== Goal ==
Only a number is wanted: the count of lines in this listing that contain "Sales".
begin Extracted data
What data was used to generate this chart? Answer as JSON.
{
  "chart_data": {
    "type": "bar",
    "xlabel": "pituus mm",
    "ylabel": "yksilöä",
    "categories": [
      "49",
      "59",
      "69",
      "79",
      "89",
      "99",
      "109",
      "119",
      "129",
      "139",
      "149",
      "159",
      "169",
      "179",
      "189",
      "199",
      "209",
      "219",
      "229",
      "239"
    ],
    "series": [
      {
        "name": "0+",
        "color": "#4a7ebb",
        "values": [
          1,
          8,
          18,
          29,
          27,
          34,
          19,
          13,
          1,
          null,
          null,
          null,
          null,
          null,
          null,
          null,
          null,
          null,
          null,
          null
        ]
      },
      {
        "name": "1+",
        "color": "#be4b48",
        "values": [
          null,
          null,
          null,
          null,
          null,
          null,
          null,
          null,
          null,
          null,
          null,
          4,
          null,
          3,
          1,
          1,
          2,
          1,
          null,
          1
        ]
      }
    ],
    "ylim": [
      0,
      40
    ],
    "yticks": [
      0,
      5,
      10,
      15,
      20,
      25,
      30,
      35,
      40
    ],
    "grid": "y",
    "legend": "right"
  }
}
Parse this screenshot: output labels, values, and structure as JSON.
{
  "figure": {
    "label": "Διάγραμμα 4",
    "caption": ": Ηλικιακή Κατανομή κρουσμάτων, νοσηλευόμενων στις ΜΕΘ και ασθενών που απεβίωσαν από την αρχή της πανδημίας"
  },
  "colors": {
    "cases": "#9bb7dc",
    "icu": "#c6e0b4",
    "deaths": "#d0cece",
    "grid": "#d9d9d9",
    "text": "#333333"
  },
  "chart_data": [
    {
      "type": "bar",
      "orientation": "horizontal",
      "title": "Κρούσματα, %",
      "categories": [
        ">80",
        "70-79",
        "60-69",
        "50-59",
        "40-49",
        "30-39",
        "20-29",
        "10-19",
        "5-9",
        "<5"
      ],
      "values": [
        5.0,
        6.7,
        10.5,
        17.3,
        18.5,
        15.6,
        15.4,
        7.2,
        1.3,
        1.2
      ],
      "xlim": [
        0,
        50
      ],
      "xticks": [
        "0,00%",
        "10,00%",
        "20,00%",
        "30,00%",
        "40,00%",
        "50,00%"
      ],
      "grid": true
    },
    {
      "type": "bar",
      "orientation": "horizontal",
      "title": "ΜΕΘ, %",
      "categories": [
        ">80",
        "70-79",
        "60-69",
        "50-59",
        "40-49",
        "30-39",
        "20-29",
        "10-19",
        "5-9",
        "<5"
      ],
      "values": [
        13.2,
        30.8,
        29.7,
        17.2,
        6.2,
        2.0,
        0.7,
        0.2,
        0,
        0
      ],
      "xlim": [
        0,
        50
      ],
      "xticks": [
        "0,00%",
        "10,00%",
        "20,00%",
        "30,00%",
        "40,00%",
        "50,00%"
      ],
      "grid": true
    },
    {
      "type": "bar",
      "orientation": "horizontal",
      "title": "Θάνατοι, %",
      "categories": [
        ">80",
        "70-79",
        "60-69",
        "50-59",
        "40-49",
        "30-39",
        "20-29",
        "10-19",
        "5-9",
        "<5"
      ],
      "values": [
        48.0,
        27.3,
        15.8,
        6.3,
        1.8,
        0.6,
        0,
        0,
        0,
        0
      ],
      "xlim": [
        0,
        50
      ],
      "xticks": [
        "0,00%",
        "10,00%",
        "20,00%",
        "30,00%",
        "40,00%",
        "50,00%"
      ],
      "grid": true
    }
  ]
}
end Extracted data
begin Extracted data
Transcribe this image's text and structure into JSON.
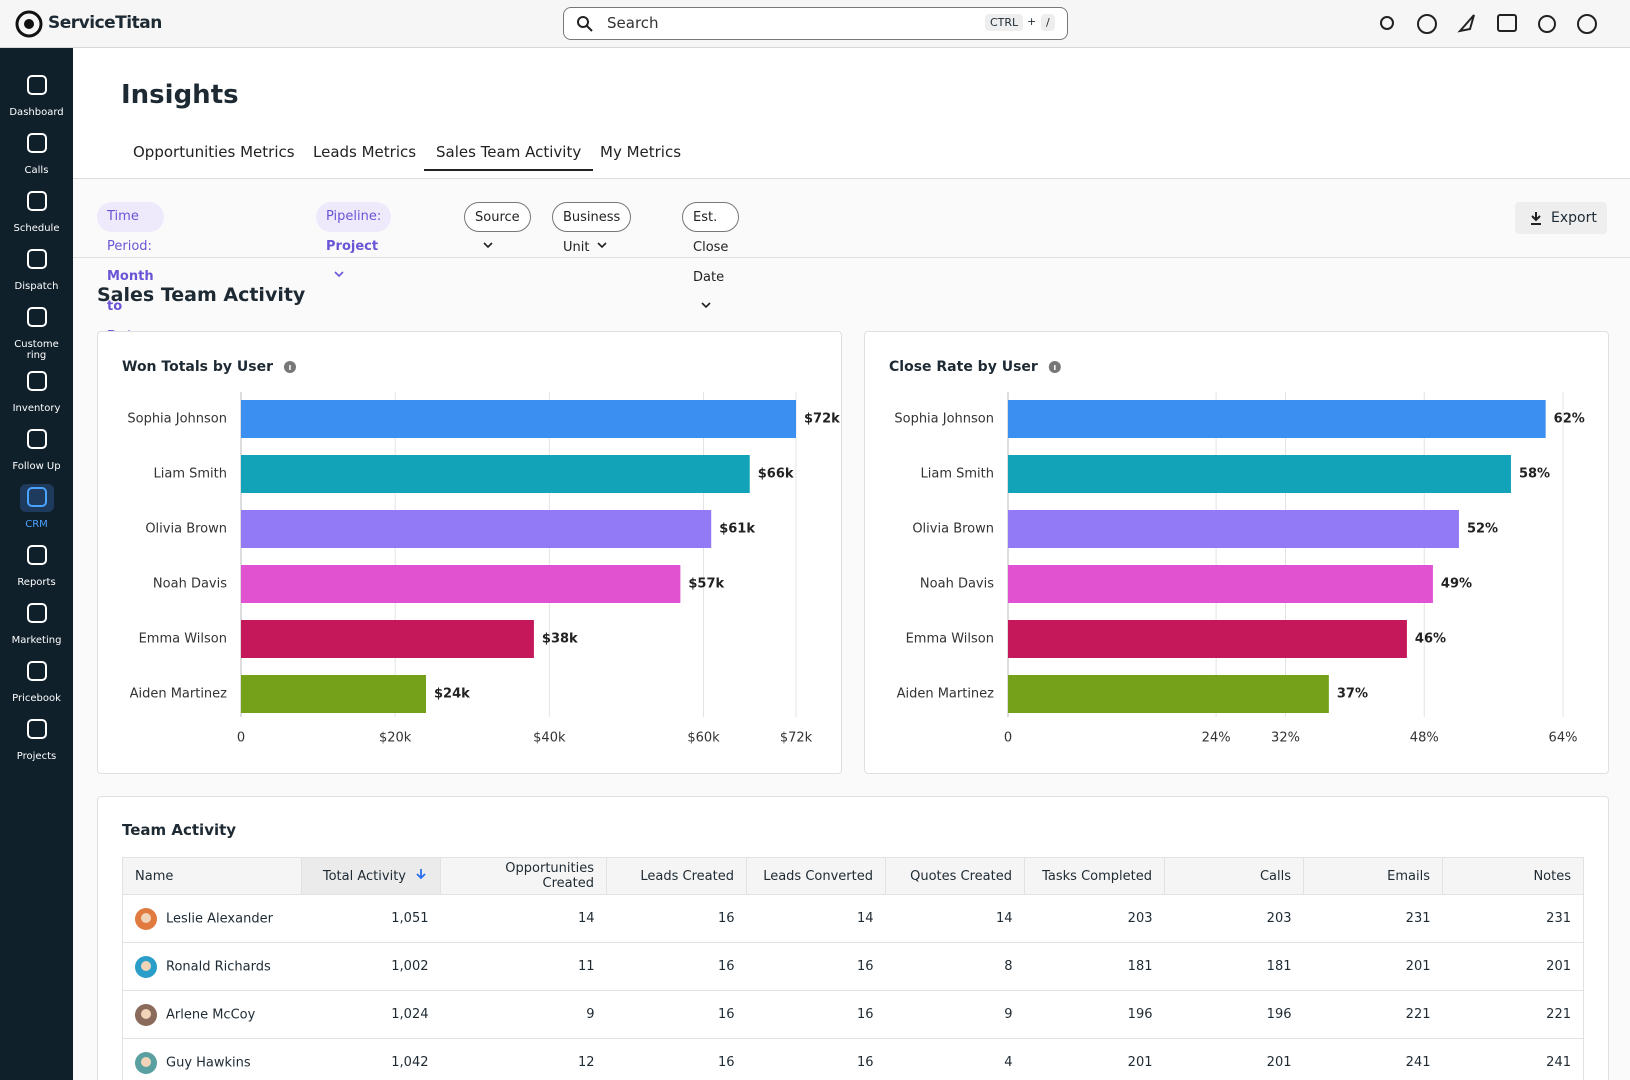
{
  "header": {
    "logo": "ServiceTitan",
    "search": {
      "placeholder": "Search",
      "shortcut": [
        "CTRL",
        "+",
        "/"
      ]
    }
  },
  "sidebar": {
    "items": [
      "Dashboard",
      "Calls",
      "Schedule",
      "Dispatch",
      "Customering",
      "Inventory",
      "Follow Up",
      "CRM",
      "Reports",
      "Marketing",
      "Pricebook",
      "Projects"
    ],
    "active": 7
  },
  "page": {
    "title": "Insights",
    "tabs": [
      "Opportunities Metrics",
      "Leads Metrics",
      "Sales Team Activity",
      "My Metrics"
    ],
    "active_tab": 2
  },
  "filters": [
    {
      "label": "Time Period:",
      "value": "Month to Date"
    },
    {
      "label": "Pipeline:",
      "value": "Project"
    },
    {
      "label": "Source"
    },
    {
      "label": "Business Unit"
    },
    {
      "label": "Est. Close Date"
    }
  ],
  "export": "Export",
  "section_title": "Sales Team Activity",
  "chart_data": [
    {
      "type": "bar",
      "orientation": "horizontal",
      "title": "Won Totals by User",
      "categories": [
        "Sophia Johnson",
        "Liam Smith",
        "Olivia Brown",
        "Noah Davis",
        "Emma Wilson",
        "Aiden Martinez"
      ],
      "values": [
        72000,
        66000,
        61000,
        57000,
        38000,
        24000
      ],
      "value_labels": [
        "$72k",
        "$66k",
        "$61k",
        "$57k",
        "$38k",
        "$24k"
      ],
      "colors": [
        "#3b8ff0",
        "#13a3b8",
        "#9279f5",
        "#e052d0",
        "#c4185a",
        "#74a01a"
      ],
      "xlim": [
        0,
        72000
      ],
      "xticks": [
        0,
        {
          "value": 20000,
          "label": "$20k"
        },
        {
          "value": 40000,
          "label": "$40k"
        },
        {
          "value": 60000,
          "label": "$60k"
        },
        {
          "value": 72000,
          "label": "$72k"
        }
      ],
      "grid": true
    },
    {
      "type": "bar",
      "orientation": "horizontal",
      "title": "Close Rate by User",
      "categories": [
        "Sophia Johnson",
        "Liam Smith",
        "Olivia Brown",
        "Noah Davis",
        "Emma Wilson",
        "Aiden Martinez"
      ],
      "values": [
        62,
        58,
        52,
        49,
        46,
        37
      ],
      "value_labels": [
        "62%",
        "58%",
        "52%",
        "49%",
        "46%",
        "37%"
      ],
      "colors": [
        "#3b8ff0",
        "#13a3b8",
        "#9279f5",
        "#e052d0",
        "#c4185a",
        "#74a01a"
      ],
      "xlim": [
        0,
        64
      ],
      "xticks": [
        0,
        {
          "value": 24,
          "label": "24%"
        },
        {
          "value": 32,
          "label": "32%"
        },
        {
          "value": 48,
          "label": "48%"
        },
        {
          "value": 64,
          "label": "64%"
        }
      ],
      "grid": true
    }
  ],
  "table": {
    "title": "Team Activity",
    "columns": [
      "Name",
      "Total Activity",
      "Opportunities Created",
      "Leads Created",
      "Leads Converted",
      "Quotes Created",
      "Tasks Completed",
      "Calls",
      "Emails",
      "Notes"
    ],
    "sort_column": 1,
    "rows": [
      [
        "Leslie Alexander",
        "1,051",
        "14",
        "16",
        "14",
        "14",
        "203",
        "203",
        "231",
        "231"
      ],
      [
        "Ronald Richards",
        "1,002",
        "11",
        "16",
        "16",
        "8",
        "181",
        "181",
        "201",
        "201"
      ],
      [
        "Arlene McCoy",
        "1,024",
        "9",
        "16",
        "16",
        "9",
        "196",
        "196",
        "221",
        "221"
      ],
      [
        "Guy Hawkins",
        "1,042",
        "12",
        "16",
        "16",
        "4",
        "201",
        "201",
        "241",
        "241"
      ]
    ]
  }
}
end Extracted data
== Task solution ==
2